● Data in this exercise:

########

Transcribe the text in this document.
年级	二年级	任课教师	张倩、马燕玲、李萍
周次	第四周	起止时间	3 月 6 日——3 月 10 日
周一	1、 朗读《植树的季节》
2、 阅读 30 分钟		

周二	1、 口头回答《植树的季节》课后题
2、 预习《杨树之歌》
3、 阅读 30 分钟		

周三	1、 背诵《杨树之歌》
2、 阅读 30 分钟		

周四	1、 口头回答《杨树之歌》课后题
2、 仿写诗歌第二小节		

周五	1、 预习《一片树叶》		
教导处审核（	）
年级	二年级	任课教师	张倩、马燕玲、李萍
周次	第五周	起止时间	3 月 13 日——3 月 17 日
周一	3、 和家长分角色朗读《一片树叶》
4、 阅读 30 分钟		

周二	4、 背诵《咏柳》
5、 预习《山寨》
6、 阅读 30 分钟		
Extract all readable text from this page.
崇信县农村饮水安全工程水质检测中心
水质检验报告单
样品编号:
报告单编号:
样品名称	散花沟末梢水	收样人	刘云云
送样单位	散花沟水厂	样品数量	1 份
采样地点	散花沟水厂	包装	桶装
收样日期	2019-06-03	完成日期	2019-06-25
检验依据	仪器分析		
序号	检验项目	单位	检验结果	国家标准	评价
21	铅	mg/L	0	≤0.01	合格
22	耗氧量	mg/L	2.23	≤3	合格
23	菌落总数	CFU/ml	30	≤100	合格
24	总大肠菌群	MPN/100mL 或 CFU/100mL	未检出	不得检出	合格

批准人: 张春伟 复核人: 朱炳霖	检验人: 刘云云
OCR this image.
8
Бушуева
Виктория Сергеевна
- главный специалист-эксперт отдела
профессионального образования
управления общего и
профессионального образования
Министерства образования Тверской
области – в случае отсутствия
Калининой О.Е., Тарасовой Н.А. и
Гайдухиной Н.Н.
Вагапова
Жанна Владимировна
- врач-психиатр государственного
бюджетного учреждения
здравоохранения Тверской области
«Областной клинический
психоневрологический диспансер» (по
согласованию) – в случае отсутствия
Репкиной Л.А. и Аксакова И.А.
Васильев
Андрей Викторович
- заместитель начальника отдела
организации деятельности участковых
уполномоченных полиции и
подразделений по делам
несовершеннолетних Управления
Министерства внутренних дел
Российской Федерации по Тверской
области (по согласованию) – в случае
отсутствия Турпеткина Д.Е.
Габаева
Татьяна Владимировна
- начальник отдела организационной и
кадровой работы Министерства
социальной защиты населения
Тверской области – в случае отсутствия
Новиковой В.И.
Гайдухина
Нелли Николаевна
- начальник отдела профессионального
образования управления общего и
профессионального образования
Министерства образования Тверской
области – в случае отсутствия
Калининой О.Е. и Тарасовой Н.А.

########

● Problem description:
Transcribe the material exactly as it reads.

● Response to the exercise:
Transcribe the text in this document.
年级	二年级	任课教师	张倩、马燕玲、李萍
周次	第四周	起止时间	3 月 6 日——3 月 10 日
周一	1、 朗读《植树的季节》
2、 阅读 30 分钟		

周二	1、 口头回答《植树的季节》课后题
2、 预习《杨树之歌》
3、 阅读 30 分钟		

周三	1、 背诵《杨树之歌》
2、 阅读 30 分钟		

周四	1、 口头回答《杨树之歌》课后题
2、 仿写诗歌第二小节		

周五	1、 预习《一片树叶》		
教导处审核（	）
年级	二年级	任课教师	张倩、马燕玲、李萍
周次	第五周	起止时间	3 月 13 日——3 月 17 日
周一	3、 和家长分角色朗读《一片树叶》
4、 阅读 30 分钟		

周二	4、 背诵《咏柳》
5、 预习《山寨》
6、 阅读 30 分钟		
Extract all readable text from this page.
崇信县农村饮水安全工程水质检测中心
水质检验报告单
样品编号:
报告单编号:
样品名称	散花沟末梢水	收样人	刘云云
送样单位	散花沟水厂	样品数量	1 份
采样地点	散花沟水厂	包装	桶装
收样日期	2019-06-03	完成日期	2019-06-25
检验依据	仪器分析		
序号	检验项目	单位	检验结果	国家标准	评价
21	铅	mg/L	0	≤0.01	合格
22	耗氧量	mg/L	2.23	≤3	合格
23	菌落总数	CFU/ml	30	≤100	合格
24	总大肠菌群	MPN/100mL 或 CFU/100mL	未检出	不得检出	合格

批准人: 张春伟 复核人: 朱炳霖	检验人: 刘云云
OCR this image.
8
Бушуева
Виктория Сергеевна
- главный специалист-эксперт отдела
профессионального образования
управления общего и
профессионального образования
Министерства образования Тверской
области – в случае отсутствия
Калининой О.Е., Тарасовой Н.А. и
Гайдухиной Н.Н.
Вагапова
Жанна Владимировна
- врач-психиатр государственного
бюджетного учреждения
здравоохранения Тверской области
«Областной клинический
психоневрологический диспансер» (по
согласованию) – в случае отсутствия
Репкиной Л.А. и Аксакова И.А.
Васильев
Андрей Викторович
- заместитель начальника отдела
организации деятельности участковых
уполномоченных полиции и
подразделений по делам
несовершеннолетних Управления
Министерства внутренних дел
Российской Федерации по Тверской
области (по согласованию) – в случае
отсутствия Турпеткина Д.Е.
Габаева
Татьяна Владимировна
- начальник отдела организационной и
кадровой работы Министерства
социальной защиты населения
Тверской области – в случае отсутствия
Новиковой В.И.
Гайдухина
Нелли Николаевна
- начальник отдела профессионального
образования управления общего и
профессионального образования
Министерства образования Тверской
области – в случае отсутствия
Калининой О.Е. и Тарасовой Н.А.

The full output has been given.